→ THE TASK:
Copy out each of the following lines word for word, keeping their order.

→ EXERCISE DATA:
+--

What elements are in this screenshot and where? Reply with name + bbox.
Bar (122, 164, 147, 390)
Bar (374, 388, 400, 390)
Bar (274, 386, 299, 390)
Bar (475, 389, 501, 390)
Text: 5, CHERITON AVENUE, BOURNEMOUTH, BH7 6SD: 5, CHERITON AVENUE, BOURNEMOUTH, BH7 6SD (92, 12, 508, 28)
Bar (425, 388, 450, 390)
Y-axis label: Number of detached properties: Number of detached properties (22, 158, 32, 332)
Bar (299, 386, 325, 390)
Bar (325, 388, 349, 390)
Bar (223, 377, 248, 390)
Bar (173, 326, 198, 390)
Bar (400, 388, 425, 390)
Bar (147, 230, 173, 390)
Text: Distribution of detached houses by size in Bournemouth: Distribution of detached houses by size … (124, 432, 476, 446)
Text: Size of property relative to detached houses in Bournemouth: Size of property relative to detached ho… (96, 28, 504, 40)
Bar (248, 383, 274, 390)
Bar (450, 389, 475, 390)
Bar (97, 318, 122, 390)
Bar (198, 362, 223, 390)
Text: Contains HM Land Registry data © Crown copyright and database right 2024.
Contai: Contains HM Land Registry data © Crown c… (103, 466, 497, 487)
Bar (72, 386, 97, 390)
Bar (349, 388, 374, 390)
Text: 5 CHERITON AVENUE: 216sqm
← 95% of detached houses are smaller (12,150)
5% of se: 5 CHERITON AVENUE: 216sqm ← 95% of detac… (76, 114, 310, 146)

+--

→ RESPONSE:
What elements are in this screenshot and where? Reply with name + bbox.
Bar (122, 164, 147, 390)
Bar (374, 388, 400, 390)
Bar (274, 386, 299, 390)
Bar (475, 389, 501, 390)
Text: 5, CHERITON AVENUE, BOURNEMOUTH, BH7 6SD: 5, CHERITON AVENUE, BOURNEMOUTH, BH7 6SD (92, 12, 508, 28)
Bar (425, 388, 450, 390)
Y-axis label: Number of detached properties: Number of detached properties (22, 158, 32, 332)
Bar (299, 386, 325, 390)
Bar (325, 388, 349, 390)
Bar (223, 377, 248, 390)
Bar (173, 326, 198, 390)
Bar (400, 388, 425, 390)
Bar (147, 230, 173, 390)
Text: Distribution of detached houses by size in Bournemouth: Distribution of detached houses by size … (124, 432, 476, 446)
Text: Size of property relative to detached houses in Bournemouth: Size of property relative to detached ho… (96, 28, 504, 40)
Bar (248, 383, 274, 390)
Bar (450, 389, 475, 390)
Bar (97, 318, 122, 390)
Bar (198, 362, 223, 390)
Text: Contains HM Land Registry data © Crown copyright and database right 2024.
Contai: Contains HM Land Registry data © Crown c… (103, 466, 497, 487)
Bar (72, 386, 97, 390)
Bar (349, 388, 374, 390)
Text: 5 CHERITON AVENUE: 216sqm
← 95% of detached houses are smaller (12,150)
5% of se: 5 CHERITON AVENUE: 216sqm ← 95% of detac… (76, 114, 310, 146)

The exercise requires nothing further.